*What to produce*: Report only how many lines of the entries below contain the string "frequency".
+++
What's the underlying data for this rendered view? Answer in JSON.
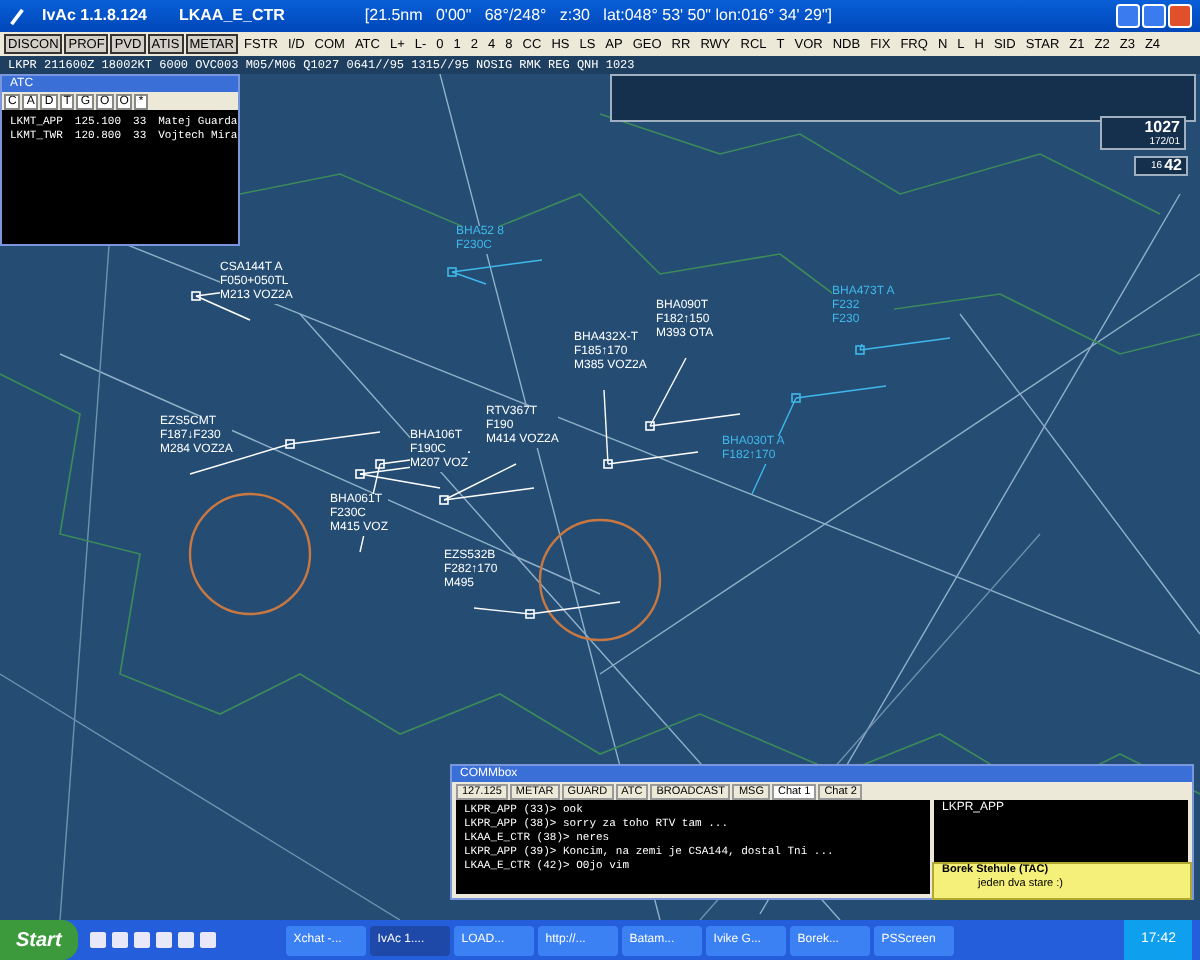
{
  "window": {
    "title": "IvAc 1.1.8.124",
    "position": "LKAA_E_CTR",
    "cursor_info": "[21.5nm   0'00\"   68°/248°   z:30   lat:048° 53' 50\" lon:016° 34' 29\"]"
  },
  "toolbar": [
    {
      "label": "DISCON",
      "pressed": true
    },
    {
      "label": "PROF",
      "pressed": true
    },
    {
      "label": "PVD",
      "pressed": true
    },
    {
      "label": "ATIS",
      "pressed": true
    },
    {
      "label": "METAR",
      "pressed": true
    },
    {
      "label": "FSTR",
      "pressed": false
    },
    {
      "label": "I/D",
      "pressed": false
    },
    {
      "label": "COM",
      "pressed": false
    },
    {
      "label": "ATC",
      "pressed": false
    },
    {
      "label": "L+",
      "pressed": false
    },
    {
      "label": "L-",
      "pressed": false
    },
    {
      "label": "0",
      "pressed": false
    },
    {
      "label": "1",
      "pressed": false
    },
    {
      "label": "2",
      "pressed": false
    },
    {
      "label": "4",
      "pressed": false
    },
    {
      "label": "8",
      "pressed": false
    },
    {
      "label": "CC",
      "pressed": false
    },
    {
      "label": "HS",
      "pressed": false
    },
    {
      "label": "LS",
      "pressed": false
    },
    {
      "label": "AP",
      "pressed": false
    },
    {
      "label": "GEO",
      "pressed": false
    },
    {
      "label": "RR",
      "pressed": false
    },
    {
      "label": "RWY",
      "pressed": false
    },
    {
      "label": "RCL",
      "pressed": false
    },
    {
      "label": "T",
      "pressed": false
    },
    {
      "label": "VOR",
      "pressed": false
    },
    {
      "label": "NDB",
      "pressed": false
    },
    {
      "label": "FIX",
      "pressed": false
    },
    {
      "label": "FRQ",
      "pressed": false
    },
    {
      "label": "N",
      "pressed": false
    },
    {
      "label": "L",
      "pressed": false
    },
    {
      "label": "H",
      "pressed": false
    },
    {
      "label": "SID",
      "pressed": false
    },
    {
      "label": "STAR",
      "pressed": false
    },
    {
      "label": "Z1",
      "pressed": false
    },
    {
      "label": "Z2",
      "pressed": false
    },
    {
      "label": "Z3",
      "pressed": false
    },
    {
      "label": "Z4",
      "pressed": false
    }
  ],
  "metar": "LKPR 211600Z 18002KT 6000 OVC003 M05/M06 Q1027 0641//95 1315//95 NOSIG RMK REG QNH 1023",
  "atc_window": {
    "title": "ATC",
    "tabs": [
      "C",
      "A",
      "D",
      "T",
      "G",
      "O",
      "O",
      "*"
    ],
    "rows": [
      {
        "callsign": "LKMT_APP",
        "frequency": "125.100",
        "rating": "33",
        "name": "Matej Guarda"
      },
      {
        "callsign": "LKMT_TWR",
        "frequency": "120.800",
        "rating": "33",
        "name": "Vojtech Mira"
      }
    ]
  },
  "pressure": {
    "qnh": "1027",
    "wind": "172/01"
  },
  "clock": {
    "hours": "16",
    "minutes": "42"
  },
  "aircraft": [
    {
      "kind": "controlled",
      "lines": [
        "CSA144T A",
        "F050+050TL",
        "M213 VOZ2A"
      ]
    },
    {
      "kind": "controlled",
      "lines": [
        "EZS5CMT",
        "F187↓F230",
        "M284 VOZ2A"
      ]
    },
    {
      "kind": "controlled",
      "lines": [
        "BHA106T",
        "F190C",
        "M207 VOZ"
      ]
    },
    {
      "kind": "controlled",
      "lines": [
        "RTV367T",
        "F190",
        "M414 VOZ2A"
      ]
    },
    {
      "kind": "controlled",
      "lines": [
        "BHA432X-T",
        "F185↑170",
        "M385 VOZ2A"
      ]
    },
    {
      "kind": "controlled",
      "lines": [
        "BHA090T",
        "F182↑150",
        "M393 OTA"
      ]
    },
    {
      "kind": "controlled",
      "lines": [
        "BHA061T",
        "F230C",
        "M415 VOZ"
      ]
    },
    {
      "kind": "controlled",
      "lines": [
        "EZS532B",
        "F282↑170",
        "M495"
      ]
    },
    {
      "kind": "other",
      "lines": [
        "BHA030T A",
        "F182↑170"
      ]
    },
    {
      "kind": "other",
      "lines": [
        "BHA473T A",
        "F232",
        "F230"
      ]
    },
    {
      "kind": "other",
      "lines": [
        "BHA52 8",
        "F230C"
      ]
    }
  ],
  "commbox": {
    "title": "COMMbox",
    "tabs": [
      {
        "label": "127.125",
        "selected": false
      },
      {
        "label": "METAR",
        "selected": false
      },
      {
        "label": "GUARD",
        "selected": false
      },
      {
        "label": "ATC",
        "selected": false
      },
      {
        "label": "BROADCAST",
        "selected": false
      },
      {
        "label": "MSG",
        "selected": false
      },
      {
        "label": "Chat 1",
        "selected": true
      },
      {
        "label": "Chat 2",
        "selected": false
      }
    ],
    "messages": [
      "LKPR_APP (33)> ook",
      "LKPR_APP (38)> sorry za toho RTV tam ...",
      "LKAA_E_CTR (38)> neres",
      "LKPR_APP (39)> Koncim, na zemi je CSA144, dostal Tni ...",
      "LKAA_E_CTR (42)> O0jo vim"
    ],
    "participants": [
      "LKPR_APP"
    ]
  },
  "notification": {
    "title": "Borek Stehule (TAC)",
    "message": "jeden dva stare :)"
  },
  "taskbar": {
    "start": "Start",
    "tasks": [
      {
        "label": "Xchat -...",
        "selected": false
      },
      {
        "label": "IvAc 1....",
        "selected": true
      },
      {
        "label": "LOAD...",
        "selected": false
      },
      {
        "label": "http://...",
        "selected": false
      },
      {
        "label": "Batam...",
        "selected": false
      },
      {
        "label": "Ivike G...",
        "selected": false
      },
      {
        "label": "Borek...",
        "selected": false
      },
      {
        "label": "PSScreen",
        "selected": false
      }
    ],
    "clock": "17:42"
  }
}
+++
*Result below*: 2